===== Record extracts =====

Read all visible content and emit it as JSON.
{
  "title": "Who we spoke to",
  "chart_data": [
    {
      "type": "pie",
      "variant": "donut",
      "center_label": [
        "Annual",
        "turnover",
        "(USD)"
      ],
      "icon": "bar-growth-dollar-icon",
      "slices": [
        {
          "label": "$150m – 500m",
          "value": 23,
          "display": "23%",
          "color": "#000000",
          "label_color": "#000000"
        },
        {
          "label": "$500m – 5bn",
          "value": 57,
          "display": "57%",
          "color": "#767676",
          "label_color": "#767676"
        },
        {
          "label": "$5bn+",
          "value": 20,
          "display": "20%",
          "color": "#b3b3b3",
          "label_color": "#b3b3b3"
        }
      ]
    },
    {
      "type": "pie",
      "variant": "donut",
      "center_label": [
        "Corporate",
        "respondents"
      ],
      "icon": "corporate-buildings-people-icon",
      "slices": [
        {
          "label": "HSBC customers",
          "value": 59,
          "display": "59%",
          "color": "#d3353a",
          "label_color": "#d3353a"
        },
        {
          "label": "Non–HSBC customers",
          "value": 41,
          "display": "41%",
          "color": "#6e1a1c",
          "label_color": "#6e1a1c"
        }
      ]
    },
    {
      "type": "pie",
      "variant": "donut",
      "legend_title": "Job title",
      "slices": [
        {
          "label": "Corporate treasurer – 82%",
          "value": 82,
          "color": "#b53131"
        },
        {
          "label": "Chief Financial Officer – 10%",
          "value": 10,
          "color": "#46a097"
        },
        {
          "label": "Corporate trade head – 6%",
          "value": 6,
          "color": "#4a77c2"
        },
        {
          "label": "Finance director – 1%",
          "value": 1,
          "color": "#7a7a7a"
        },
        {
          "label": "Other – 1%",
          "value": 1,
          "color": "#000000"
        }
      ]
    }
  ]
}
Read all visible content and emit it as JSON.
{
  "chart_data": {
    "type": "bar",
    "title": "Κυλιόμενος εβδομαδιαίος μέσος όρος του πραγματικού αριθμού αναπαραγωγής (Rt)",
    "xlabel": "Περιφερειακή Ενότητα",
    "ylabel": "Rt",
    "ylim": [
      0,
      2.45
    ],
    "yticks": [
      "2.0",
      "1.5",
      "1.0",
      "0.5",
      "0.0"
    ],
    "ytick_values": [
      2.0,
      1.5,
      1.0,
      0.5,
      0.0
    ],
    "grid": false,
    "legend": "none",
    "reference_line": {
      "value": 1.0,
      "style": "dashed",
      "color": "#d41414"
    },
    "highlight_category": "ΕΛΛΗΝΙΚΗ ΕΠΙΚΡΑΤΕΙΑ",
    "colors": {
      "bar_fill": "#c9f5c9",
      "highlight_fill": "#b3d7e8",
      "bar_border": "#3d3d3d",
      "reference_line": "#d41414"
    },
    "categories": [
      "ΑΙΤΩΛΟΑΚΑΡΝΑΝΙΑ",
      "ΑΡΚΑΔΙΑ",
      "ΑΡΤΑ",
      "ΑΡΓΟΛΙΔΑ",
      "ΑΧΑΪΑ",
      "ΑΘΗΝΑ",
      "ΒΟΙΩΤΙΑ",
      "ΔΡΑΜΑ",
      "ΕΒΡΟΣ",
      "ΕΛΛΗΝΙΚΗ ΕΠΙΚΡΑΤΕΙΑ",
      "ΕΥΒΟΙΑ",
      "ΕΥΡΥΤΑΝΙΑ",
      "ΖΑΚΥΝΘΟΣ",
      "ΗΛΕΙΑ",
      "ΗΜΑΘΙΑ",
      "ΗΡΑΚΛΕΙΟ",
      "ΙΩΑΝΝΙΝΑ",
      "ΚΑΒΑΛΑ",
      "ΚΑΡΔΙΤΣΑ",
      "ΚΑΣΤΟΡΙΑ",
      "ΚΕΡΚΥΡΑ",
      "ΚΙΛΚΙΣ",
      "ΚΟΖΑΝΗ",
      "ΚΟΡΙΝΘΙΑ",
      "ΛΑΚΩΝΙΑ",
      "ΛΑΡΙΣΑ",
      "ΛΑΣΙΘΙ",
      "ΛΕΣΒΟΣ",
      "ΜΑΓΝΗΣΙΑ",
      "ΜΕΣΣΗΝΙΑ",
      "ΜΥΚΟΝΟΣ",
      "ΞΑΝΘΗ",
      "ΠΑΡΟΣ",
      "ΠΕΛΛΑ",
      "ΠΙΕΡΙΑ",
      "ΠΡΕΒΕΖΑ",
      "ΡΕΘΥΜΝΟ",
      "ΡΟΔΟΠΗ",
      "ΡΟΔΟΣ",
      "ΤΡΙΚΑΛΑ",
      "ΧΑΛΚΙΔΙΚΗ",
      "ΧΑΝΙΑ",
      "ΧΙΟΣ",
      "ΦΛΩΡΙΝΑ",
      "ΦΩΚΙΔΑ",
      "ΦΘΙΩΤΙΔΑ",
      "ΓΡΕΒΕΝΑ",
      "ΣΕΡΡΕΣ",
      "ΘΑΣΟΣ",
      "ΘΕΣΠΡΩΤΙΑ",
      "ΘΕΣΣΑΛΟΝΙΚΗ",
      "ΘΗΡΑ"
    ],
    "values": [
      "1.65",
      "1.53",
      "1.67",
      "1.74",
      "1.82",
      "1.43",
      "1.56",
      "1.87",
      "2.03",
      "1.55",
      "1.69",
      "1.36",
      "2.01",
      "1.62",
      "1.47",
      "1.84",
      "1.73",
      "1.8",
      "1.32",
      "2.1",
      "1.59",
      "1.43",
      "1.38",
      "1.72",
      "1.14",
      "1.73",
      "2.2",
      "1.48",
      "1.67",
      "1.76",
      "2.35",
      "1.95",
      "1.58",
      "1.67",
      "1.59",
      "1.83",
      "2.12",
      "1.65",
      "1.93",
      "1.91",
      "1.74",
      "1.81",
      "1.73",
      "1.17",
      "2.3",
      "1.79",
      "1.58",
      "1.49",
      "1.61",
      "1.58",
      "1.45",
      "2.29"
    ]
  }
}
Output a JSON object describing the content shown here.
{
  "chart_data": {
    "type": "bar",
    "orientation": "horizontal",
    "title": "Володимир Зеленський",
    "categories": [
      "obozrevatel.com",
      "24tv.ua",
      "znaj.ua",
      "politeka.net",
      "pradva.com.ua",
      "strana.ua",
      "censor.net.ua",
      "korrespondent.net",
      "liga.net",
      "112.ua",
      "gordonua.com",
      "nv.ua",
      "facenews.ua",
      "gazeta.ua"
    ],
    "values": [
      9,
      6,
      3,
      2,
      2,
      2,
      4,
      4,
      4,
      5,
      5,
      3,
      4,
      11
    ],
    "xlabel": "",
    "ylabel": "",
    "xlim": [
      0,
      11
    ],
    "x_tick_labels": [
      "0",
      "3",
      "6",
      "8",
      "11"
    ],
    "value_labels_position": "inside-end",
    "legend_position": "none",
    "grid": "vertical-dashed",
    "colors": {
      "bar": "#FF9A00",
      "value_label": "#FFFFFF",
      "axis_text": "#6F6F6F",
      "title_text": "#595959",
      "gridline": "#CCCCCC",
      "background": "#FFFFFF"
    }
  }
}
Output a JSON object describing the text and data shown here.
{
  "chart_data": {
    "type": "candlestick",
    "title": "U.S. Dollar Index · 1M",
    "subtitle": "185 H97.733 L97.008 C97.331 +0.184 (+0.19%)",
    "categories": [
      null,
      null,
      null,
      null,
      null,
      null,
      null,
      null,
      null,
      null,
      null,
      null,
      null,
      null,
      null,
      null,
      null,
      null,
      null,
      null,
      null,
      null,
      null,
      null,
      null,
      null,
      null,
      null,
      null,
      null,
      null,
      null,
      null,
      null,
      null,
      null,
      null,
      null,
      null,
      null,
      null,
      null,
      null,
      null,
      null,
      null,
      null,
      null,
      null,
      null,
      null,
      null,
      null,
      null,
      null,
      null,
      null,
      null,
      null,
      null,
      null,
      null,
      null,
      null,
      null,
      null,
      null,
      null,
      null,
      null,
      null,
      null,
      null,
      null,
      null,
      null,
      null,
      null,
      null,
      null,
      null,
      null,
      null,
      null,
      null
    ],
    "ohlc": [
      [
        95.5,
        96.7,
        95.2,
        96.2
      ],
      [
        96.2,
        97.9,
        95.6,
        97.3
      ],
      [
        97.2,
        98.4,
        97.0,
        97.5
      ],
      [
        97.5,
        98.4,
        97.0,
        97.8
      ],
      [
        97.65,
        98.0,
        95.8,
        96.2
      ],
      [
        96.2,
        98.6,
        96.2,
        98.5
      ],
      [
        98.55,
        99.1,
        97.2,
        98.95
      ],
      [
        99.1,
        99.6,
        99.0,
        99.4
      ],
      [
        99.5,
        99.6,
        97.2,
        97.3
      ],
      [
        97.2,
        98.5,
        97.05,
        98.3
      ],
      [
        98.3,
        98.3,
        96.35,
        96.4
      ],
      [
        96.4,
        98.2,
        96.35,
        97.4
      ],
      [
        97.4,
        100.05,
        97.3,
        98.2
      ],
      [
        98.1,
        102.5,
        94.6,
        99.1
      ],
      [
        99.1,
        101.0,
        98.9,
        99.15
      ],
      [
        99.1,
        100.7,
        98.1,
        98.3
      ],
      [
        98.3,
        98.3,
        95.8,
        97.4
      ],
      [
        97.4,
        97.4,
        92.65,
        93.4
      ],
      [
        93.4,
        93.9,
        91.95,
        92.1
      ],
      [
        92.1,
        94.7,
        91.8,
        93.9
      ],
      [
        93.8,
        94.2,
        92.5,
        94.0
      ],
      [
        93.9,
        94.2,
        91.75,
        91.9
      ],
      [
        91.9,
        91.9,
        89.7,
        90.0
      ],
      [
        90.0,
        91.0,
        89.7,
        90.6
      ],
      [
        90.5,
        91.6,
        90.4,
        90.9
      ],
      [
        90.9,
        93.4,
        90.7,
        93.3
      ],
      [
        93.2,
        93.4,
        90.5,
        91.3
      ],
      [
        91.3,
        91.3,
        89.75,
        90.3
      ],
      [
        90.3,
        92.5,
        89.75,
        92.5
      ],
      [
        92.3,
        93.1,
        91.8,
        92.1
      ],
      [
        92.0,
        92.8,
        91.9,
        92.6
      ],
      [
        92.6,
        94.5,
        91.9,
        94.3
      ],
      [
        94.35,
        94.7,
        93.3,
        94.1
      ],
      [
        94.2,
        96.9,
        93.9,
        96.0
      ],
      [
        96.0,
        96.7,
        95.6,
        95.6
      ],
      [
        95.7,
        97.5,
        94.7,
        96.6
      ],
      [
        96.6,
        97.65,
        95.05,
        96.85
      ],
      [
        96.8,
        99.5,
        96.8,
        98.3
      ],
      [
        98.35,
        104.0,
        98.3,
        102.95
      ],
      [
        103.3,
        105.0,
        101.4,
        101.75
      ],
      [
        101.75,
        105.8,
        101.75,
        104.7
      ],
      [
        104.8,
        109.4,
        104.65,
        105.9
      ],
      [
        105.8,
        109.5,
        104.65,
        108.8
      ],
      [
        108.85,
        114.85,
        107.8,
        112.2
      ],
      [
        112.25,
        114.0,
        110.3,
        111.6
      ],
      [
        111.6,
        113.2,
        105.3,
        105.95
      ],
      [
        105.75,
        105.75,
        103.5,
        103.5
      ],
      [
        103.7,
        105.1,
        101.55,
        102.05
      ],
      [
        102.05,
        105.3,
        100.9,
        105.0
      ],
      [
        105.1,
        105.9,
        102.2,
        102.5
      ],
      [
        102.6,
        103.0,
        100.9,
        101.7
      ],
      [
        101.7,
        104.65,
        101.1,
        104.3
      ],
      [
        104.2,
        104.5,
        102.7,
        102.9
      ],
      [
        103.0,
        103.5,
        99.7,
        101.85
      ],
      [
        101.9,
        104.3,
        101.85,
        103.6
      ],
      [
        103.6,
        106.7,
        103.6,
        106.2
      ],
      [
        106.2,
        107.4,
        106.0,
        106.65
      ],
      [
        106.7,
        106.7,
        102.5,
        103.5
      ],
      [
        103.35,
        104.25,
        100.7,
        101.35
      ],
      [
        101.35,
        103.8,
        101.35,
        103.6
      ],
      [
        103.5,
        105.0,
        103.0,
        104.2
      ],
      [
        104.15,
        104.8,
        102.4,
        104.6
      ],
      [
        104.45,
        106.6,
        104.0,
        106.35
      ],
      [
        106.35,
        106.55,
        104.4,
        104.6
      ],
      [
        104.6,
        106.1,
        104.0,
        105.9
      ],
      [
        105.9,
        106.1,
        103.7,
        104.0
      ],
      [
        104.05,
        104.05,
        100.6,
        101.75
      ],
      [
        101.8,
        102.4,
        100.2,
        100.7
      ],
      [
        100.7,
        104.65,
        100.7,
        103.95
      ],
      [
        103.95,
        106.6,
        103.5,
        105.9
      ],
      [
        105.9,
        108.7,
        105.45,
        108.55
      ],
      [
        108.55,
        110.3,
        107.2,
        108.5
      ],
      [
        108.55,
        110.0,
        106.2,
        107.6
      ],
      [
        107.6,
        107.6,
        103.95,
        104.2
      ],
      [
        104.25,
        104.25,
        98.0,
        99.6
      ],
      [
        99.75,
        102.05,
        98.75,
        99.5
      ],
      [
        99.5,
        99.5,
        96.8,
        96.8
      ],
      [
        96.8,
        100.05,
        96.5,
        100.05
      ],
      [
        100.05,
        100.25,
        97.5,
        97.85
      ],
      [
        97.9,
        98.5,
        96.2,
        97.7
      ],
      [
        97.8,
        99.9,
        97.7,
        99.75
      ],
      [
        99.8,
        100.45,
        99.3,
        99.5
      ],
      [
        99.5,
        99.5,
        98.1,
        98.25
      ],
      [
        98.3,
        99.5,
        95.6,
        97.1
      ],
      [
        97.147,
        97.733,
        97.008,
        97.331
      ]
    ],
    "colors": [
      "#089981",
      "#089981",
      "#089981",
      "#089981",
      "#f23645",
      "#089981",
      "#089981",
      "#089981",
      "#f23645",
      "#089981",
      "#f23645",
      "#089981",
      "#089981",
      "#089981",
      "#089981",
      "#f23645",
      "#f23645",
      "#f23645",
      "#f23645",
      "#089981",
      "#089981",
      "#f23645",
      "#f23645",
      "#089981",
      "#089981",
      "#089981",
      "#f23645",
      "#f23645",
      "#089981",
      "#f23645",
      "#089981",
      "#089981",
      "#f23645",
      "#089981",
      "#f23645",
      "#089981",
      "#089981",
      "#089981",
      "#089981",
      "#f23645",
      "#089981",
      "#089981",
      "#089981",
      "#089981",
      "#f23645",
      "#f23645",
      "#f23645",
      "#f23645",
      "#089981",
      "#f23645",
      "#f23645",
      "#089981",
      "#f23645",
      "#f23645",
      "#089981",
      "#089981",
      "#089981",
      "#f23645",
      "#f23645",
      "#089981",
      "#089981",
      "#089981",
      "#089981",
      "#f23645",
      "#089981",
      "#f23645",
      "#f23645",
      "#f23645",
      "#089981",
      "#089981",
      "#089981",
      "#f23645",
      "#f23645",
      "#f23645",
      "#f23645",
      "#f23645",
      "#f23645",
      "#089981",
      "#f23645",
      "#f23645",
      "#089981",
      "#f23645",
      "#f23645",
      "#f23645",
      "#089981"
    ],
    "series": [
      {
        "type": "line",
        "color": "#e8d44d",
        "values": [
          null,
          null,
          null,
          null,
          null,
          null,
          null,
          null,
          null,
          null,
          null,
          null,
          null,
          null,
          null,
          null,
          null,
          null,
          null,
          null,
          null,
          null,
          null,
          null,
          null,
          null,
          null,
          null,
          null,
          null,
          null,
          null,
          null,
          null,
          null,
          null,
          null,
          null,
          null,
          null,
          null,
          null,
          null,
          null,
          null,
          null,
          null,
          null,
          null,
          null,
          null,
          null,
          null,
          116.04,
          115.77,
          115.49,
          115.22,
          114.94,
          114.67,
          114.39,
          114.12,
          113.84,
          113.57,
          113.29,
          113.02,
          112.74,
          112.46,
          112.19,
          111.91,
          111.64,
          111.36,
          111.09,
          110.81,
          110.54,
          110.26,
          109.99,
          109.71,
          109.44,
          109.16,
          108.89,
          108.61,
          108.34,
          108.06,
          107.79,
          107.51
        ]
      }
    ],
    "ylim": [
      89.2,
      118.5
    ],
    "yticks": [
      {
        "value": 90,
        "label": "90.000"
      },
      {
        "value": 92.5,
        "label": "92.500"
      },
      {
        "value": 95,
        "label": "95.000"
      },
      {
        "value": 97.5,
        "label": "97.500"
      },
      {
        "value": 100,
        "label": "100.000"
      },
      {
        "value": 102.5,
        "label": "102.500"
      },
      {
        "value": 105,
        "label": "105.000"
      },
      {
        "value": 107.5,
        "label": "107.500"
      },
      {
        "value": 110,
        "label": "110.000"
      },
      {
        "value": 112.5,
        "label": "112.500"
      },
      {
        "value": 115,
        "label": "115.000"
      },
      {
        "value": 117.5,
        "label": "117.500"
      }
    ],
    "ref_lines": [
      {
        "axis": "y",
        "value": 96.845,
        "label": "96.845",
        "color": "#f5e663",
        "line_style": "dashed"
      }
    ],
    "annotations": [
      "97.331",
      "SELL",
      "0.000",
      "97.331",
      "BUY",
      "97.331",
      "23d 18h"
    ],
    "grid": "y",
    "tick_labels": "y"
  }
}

=====

To be done: Which lines in the listing above hold the word "icon"? Show each of them.

Output of the exercise:
      "icon": "bar-growth-dollar-icon",
      "icon": "corporate-buildings-people-icon",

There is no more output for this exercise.